Written instruction -
Read the lines that follow and pick out every one containing the word "birthDate".

Task inputs -

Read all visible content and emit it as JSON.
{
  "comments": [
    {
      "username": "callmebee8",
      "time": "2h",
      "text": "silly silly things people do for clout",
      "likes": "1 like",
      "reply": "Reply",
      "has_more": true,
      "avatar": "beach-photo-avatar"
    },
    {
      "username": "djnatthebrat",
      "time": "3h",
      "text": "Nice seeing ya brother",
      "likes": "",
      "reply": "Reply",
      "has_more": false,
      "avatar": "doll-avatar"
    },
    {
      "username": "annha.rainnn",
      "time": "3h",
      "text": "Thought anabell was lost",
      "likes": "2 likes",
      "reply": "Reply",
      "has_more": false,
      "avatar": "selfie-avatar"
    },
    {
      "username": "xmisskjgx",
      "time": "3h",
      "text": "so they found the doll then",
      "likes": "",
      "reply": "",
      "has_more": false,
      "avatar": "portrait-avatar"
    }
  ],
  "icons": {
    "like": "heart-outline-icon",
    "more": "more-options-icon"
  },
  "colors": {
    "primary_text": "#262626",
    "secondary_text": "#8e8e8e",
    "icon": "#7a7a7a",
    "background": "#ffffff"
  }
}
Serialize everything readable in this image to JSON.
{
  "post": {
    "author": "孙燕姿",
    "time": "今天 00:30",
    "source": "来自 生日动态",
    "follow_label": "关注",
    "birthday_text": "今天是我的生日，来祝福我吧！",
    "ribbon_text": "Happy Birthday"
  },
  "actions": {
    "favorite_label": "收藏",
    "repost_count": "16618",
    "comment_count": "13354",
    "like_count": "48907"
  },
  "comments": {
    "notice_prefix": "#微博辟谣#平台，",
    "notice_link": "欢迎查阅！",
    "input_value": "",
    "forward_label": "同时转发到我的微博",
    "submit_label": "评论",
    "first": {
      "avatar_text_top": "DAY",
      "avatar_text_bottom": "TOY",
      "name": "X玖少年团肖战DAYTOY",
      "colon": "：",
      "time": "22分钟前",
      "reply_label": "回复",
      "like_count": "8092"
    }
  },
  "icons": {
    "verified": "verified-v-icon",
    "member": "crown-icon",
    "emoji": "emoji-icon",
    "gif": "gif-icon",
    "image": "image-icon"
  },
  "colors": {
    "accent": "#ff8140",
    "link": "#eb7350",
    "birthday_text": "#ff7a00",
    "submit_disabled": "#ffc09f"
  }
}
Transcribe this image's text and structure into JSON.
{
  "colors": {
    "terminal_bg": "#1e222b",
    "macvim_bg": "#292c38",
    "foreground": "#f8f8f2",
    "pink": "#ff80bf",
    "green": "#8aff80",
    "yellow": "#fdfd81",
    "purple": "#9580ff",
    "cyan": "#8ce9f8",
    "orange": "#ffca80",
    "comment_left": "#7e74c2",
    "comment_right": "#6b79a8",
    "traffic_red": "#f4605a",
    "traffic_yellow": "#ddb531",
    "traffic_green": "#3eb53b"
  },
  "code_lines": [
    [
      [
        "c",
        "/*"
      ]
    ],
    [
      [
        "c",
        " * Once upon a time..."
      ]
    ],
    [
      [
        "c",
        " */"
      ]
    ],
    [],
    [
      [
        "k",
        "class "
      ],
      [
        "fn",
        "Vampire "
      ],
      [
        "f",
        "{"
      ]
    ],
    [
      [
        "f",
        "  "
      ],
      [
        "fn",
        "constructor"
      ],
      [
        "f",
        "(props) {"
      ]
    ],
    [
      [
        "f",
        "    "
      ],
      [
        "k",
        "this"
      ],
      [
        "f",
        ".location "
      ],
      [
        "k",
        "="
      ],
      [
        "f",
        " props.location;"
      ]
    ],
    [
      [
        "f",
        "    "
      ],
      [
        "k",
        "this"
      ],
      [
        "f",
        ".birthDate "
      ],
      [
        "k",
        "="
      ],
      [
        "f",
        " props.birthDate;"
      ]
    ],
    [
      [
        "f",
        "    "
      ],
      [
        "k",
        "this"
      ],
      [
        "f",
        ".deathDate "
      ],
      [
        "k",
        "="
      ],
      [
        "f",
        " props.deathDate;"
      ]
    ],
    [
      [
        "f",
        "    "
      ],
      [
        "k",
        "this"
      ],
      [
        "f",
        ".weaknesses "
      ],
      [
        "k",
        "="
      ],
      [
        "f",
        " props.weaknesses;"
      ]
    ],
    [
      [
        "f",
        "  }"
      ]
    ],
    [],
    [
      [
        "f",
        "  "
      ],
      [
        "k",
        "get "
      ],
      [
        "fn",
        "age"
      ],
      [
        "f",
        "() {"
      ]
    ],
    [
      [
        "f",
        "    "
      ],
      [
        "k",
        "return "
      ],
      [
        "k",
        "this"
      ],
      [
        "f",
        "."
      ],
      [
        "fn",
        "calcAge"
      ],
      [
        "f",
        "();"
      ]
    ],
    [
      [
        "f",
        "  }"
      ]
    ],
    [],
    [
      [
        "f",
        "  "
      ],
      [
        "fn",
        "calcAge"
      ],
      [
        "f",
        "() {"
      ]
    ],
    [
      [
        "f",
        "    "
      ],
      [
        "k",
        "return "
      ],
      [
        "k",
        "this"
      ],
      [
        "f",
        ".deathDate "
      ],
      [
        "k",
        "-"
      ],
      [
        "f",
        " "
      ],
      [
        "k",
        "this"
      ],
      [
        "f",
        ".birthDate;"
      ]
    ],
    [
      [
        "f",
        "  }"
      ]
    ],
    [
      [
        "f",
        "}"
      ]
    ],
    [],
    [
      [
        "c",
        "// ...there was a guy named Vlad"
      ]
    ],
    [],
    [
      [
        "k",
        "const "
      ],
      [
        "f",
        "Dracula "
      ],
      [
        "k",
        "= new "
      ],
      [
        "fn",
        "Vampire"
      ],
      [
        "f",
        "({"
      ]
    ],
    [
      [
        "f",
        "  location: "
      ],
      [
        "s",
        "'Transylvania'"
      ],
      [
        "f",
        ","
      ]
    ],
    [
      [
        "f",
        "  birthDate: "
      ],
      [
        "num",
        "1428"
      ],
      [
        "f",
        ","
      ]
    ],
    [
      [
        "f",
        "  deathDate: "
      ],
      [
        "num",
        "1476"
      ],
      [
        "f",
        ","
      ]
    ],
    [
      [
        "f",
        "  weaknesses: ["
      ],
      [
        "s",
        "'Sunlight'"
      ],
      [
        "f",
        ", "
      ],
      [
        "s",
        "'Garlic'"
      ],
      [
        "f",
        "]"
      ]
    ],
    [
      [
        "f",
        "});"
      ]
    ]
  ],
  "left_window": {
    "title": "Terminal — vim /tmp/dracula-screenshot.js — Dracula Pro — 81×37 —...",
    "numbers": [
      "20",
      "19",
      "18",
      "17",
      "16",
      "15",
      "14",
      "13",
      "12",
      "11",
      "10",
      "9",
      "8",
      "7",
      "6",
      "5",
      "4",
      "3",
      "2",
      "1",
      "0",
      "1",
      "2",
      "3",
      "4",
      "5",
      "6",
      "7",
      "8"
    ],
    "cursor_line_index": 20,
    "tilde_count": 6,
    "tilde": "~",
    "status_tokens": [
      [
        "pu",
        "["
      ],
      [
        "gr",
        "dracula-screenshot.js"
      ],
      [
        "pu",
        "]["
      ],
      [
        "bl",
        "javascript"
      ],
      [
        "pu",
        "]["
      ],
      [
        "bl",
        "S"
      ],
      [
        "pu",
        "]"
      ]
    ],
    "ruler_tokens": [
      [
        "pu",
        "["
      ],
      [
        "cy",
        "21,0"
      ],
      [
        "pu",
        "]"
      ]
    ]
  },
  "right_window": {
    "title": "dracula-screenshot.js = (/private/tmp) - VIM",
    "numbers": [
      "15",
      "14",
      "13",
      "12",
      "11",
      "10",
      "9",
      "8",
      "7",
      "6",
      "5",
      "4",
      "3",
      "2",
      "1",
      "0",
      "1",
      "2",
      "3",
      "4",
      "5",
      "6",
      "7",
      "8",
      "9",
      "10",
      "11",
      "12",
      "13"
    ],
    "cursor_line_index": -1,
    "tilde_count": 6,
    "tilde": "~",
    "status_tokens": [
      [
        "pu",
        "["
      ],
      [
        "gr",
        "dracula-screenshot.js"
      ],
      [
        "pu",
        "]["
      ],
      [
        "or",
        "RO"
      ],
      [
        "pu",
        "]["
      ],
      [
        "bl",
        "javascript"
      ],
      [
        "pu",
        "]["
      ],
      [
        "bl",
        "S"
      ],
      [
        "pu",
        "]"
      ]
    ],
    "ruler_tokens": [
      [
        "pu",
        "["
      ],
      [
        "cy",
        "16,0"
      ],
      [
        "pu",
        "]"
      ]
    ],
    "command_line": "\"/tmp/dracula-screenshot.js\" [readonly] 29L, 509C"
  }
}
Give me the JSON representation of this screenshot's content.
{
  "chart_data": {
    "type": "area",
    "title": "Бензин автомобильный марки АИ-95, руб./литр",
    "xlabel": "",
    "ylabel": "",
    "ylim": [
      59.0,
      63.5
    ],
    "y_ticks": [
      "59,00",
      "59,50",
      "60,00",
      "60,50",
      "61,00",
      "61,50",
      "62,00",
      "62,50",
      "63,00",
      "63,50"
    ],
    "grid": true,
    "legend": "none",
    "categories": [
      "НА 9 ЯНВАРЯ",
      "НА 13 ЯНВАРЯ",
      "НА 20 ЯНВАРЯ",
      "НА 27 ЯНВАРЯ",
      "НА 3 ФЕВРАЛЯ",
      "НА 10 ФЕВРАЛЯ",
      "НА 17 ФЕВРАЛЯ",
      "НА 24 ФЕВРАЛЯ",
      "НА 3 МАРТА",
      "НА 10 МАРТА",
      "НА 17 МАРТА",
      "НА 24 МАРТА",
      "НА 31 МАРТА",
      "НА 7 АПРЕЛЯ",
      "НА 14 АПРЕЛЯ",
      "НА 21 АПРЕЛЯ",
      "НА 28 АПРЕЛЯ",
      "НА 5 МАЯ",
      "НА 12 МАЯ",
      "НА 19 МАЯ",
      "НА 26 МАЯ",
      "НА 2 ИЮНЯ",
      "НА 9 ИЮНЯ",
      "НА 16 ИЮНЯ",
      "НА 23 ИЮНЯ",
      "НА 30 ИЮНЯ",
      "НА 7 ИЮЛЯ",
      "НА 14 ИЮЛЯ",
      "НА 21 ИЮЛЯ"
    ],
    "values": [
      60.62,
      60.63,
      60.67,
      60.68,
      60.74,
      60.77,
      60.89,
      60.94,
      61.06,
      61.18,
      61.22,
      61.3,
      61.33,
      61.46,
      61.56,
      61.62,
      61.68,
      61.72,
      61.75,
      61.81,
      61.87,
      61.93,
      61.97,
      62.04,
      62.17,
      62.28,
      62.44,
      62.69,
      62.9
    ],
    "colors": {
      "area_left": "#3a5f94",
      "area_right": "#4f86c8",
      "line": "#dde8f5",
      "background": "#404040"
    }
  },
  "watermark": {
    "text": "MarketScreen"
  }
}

Completed exercise -
        ".birthDate "
        " props.birthDate;"
        ".birthDate;"
        "  birthDate: "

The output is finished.